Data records

---+---

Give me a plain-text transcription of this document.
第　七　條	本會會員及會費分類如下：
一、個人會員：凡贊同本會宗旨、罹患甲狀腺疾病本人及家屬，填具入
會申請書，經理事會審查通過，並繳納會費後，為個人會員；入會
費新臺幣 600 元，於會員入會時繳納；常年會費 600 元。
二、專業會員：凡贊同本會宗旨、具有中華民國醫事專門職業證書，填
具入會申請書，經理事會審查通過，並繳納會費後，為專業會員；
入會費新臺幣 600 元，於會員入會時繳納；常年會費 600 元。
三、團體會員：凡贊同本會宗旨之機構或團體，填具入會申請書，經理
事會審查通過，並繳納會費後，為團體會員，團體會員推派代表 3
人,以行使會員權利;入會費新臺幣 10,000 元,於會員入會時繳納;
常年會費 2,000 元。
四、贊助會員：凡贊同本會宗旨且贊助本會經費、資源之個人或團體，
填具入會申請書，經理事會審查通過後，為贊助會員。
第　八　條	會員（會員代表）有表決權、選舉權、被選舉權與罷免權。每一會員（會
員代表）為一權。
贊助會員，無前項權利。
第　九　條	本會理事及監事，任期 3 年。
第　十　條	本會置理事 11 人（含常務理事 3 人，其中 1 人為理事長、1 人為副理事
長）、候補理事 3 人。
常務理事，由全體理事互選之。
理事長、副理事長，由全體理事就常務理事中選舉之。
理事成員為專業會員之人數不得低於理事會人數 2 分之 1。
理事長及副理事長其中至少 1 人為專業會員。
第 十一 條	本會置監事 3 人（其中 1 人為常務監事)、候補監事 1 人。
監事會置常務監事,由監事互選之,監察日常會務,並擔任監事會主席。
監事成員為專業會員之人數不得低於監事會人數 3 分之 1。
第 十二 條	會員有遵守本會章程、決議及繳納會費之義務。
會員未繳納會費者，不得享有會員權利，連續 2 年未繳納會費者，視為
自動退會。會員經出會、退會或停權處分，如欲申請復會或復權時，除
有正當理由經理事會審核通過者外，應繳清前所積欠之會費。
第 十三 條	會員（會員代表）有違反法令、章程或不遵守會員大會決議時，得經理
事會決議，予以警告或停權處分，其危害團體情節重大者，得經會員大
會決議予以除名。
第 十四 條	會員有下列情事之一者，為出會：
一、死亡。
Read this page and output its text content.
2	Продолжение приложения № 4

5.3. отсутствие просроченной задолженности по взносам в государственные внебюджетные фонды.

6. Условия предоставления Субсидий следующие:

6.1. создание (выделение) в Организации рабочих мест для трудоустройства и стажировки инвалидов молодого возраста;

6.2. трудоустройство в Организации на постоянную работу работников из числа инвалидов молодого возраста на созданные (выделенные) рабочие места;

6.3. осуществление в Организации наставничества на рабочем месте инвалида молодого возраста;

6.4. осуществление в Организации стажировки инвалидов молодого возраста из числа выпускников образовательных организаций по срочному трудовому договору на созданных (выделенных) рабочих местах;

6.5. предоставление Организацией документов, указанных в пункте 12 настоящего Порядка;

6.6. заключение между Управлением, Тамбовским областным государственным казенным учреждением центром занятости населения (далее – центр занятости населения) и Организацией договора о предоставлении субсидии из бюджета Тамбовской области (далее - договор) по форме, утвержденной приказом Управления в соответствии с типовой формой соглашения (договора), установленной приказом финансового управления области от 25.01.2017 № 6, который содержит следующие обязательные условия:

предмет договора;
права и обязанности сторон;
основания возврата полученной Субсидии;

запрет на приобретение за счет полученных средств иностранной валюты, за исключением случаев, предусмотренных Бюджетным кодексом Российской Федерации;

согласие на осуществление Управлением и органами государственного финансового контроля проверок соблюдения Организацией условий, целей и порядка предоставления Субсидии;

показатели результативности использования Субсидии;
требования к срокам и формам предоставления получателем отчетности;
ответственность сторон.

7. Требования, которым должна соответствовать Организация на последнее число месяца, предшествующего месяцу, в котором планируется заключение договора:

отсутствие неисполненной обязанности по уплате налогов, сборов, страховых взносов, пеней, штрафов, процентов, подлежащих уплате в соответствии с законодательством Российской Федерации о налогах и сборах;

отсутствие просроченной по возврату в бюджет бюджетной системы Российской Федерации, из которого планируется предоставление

---+---

Search the lines for the word "инвалидов" and report how many contain it, by number only.

◆ EXERCISE OUTPUT: 3